[Listed records]
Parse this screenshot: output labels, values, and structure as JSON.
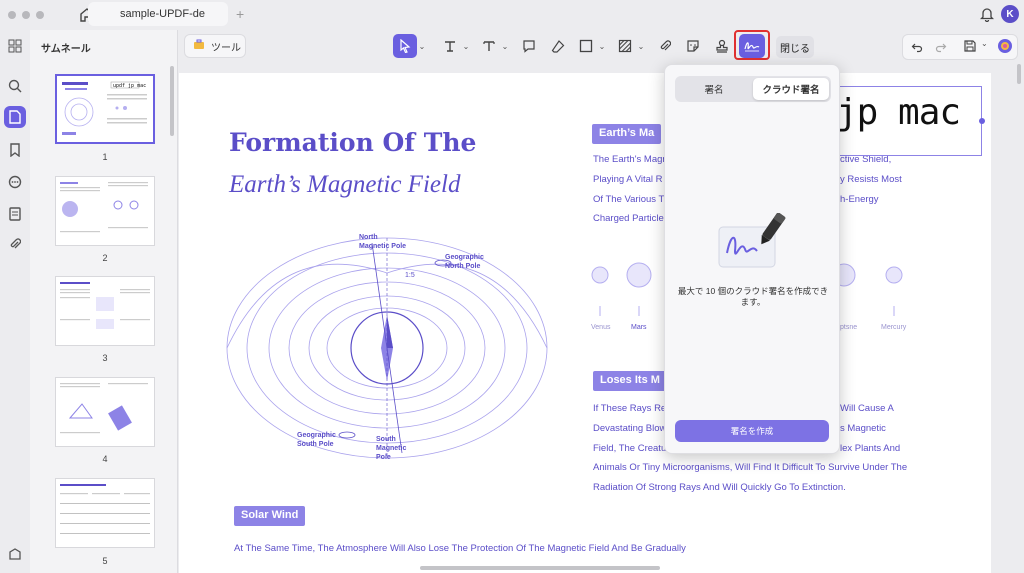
{
  "titlebar": {
    "tab_title": "sample-UPDF-de",
    "add_tab": "+",
    "avatar_initial": "K"
  },
  "left_rail": {
    "icons": [
      "grid-icon",
      "search-icon",
      "page-icon",
      "bookmark-icon",
      "comment-icon",
      "form-icon",
      "attachment-icon",
      "layers-icon"
    ]
  },
  "thumbnails": {
    "title": "サムネール",
    "pages": [
      {
        "num": "1",
        "selected": true
      },
      {
        "num": "2",
        "selected": false
      },
      {
        "num": "3",
        "selected": false
      },
      {
        "num": "4",
        "selected": false
      },
      {
        "num": "5",
        "selected": false
      }
    ]
  },
  "toolbar": {
    "tools_label": "ツール",
    "close_label": "閉じる",
    "icons": [
      "select-icon",
      "text-icon",
      "text-box-icon",
      "comment-bubble-icon",
      "eraser-icon",
      "rectangle-icon",
      "hatch-icon",
      "attachment-icon",
      "sticker-icon",
      "stamp-icon",
      "signature-icon"
    ],
    "active_tool": "signature-icon"
  },
  "document": {
    "title_line1": "Formation Of The",
    "title_line2": "Earth’s Magnetic Field",
    "section1_tag": "Earth’s Ma",
    "section1_lines": [
      "The Earth's Magn",
      "Playing A Vital R",
      "Of The Various T",
      "Charged Particle"
    ],
    "section1_right": [
      "ctive Shield,",
      "y Resists Most",
      "h-Energy"
    ],
    "planets": [
      "Venus",
      "Mars",
      "ptsne",
      "Mercury"
    ],
    "section2_tag": "Loses Its M",
    "section2_lines": [
      "If These Rays Re",
      "Devastating Blow",
      "Field, The Creatu",
      "Animals Or Tiny Microorganisms, Will Find It Difficult To Survive Under The",
      "Radiation Of Strong Rays And Will Quickly Go To Extinction."
    ],
    "section2_right": [
      "Will Cause A",
      "s Magnetic",
      "lex Plants And"
    ],
    "section3_tag": "Solar Wind",
    "section3_line": "At The Same Time, The Atmosphere Will Also Lose The Protection Of The Magnetic Field And Be Gradually",
    "diagram": {
      "north_magnetic": "North\nMagnetic Pole",
      "geo_north": "Geographic\nNorth Pole",
      "ratio": "1:5",
      "geo_south": "Geographic\nSouth Pole",
      "south_magnetic": "South\nMagnetic\nPole"
    },
    "signature_text": "jp mac"
  },
  "popup": {
    "tab_signature": "署名",
    "tab_cloud": "クラウド署名",
    "active_tab": "クラウド署名",
    "message": "最大で 10 個のクラウド署名を作成できます。",
    "create_button": "署名を作成"
  },
  "colors": {
    "accent": "#6a5fe0",
    "doc_text": "#5b4ec8",
    "tag_bg": "#8d83e6",
    "highlight_outline": "#e03030"
  }
}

[Exercise brief]
Pull out every line of the entries that includes the word "Will".

[Result for this exercise]
      "Animals Or Tiny Microorganisms, Will Find It Difficult To Survive Under The",
      "Radiation Of Strong Rays And Will Quickly Go To Extinction."
      "Will Cause A",
    "section3_line": "At The Same Time, The Atmosphere Will Also Lose The Protection Of The Magnetic Field And Be Gradually",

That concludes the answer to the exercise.